__What you need to do__
Extract the lines that hold the string "image".
----
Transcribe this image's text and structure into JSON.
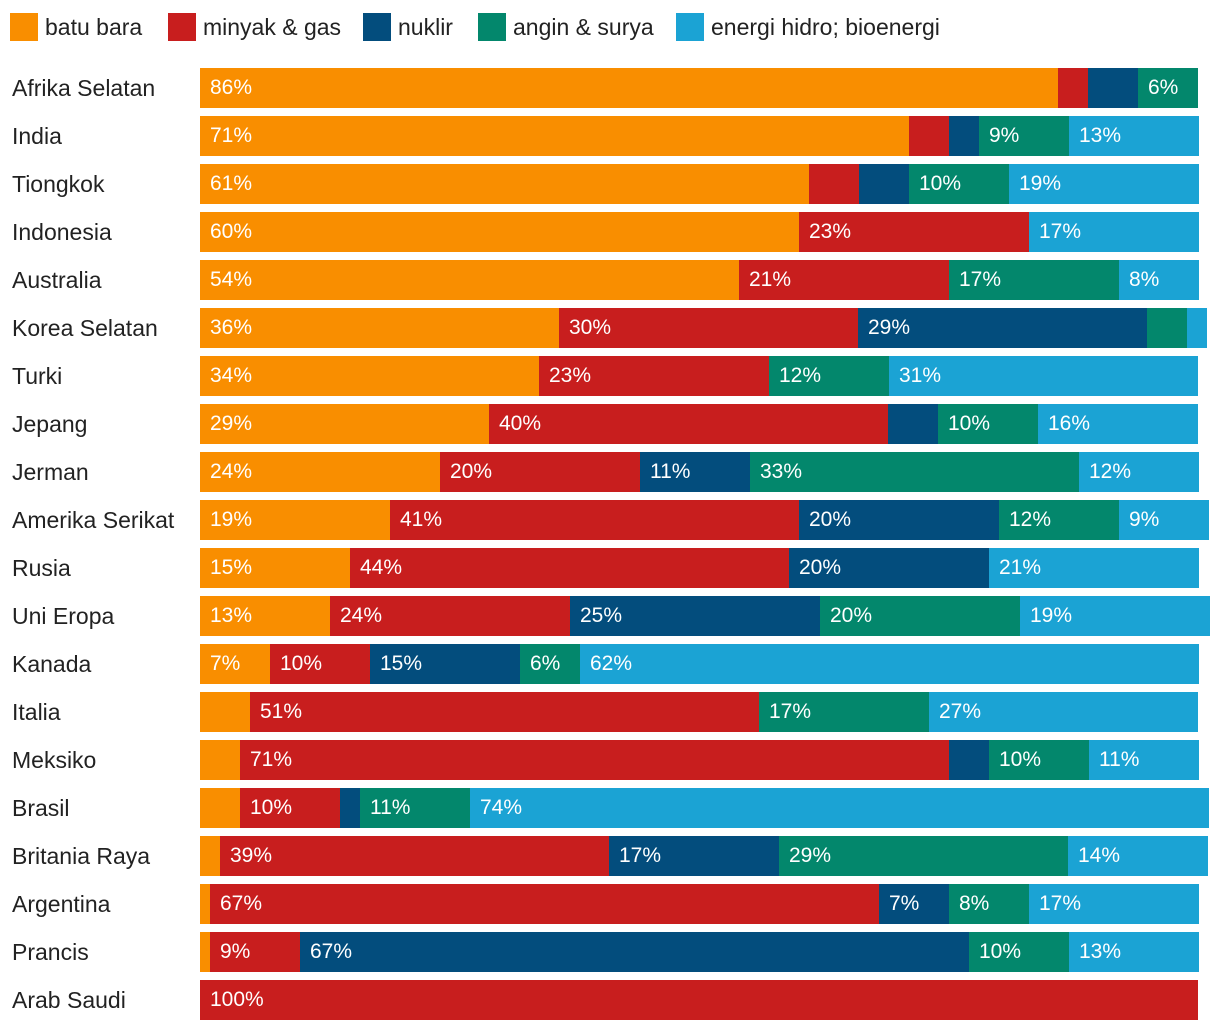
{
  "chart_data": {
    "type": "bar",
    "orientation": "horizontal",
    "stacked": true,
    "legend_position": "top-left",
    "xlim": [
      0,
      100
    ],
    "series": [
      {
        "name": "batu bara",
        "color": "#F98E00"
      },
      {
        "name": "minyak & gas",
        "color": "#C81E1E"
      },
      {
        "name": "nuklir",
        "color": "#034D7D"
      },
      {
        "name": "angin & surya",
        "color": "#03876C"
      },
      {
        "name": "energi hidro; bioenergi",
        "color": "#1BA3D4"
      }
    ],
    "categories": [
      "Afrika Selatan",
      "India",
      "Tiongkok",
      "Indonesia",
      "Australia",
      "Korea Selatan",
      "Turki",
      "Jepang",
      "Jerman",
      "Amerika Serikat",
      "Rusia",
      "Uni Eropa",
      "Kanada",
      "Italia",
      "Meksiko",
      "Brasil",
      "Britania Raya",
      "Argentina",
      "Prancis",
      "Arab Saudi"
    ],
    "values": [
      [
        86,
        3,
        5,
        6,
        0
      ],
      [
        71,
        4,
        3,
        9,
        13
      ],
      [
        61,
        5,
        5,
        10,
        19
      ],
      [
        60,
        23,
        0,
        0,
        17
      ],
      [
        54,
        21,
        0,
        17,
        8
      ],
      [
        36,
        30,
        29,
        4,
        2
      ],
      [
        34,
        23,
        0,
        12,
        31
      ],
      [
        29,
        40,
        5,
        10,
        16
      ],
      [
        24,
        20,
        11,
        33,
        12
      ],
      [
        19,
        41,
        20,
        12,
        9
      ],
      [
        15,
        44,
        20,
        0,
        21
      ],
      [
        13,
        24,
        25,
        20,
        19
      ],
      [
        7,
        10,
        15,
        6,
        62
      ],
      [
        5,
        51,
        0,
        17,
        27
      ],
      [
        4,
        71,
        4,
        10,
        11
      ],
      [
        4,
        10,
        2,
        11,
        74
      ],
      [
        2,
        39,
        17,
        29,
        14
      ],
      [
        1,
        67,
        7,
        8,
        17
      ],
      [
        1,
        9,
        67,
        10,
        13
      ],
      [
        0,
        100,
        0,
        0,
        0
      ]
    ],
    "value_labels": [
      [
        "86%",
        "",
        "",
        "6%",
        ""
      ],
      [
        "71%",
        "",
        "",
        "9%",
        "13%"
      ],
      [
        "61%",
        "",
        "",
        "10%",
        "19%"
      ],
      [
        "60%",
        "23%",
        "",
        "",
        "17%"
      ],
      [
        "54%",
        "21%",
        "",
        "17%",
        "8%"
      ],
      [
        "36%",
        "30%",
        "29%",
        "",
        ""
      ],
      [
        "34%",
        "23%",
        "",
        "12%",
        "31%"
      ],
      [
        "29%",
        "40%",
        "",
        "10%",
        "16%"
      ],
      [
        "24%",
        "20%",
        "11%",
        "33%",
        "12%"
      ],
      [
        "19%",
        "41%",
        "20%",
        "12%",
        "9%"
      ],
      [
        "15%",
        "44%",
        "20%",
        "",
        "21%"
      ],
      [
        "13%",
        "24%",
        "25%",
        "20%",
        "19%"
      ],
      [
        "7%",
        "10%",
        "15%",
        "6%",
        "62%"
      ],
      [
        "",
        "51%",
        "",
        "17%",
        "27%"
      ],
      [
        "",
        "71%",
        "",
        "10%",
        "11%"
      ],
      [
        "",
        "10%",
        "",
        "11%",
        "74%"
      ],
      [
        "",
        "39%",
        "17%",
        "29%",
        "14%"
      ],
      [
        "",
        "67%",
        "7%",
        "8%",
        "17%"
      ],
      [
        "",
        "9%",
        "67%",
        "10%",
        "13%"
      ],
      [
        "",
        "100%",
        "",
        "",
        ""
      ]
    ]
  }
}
----
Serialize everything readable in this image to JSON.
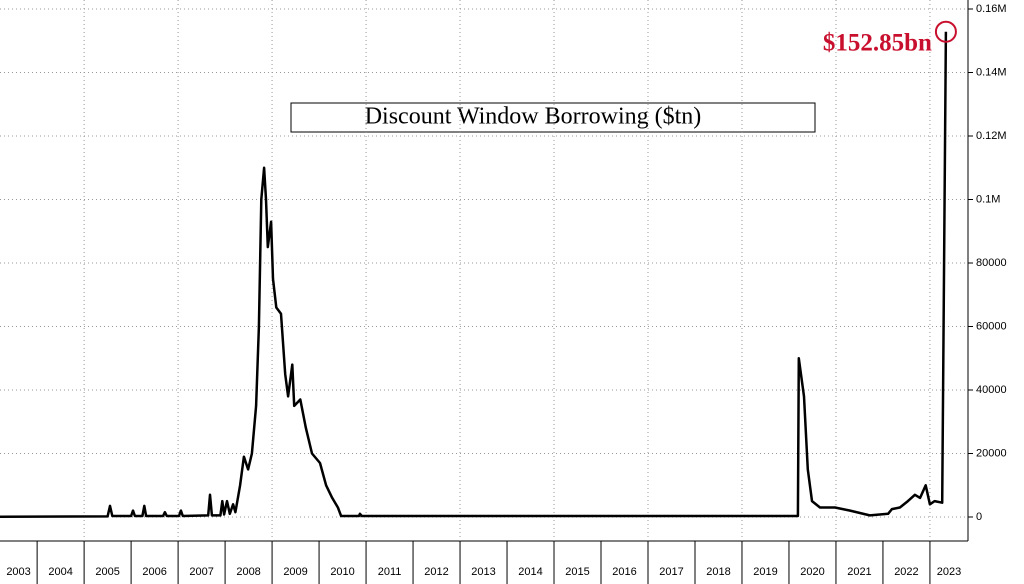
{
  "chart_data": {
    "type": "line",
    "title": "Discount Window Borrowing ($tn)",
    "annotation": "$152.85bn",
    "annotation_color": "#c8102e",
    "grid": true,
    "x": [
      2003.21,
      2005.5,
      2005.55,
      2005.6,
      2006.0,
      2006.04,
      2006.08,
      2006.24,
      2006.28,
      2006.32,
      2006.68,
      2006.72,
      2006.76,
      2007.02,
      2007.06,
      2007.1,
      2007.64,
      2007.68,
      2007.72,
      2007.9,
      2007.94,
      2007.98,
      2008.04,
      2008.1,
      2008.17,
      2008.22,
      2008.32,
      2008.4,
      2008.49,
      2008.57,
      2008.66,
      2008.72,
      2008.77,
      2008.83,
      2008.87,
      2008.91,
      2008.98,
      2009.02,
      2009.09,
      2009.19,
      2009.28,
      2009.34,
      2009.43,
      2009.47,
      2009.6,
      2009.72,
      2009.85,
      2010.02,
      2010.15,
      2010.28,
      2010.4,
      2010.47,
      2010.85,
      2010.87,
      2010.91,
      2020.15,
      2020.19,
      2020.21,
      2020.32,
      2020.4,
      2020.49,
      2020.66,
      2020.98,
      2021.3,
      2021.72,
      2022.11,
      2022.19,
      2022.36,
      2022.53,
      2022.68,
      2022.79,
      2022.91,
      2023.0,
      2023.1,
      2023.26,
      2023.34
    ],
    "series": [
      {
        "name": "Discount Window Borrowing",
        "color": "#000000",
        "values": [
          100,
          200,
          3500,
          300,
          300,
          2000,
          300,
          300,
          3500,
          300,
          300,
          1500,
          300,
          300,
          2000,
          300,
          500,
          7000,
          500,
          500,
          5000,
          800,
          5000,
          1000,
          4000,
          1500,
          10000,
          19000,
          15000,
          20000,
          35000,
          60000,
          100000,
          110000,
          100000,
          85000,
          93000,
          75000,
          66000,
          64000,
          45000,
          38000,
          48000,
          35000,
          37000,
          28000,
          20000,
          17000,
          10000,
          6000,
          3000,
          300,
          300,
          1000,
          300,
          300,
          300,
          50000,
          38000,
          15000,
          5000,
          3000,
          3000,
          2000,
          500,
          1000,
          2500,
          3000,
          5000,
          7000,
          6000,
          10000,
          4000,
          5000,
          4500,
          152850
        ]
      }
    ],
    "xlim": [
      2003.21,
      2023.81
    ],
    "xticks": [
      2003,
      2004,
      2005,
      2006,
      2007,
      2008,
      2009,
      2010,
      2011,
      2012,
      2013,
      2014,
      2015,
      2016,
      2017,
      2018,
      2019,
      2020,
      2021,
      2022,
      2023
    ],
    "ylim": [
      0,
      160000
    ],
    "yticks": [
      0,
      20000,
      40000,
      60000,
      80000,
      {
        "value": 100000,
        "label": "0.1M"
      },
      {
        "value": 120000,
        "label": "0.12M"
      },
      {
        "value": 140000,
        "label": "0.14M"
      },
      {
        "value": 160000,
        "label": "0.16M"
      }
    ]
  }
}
----
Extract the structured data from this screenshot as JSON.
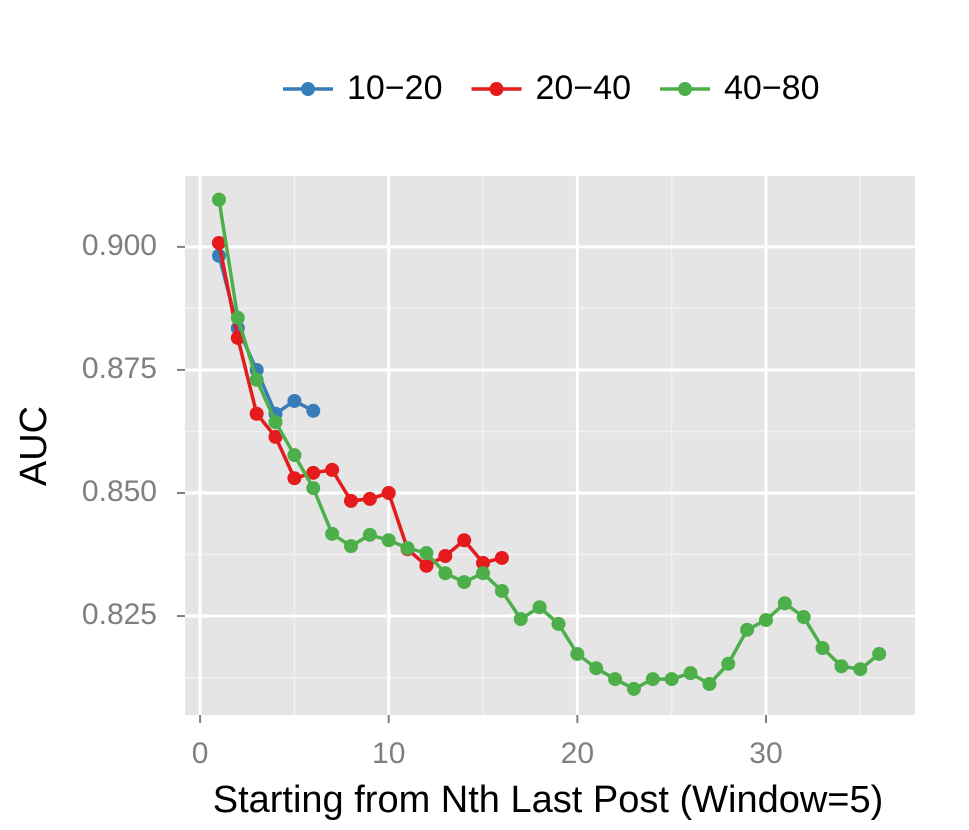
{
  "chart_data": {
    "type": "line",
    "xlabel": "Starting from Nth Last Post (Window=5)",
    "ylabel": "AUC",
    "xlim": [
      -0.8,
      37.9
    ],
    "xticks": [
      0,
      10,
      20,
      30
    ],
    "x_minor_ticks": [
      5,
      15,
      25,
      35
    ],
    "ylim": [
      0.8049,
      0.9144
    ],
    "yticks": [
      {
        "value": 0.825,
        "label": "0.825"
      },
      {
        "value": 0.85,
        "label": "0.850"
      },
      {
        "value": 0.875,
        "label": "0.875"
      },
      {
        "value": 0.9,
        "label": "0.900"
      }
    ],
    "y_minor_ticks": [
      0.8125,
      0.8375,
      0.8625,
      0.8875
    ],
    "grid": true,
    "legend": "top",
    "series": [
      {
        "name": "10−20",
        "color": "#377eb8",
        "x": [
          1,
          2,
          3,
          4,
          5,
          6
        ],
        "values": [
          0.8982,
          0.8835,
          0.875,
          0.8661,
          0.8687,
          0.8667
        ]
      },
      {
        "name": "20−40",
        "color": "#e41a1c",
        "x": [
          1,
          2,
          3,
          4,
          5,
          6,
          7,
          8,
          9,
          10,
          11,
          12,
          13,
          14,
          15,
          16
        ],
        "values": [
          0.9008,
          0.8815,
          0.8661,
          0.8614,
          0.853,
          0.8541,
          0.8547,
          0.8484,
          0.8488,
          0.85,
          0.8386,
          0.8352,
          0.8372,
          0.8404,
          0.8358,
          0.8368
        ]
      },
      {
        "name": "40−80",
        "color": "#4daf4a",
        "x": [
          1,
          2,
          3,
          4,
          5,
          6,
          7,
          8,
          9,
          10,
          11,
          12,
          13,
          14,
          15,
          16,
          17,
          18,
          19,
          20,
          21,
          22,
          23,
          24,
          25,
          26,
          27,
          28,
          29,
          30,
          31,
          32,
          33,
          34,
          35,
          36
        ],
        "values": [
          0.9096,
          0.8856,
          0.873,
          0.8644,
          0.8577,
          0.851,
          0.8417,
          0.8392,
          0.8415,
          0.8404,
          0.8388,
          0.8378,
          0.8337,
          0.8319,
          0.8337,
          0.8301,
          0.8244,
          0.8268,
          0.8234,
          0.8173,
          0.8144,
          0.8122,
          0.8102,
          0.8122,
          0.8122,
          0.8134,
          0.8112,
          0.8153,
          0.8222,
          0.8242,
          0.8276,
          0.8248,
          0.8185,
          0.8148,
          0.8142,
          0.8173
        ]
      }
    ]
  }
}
----
__Exercise result__
Transcribe this image's text and structure into JSON.
Serialize everything readable in this image to JSON.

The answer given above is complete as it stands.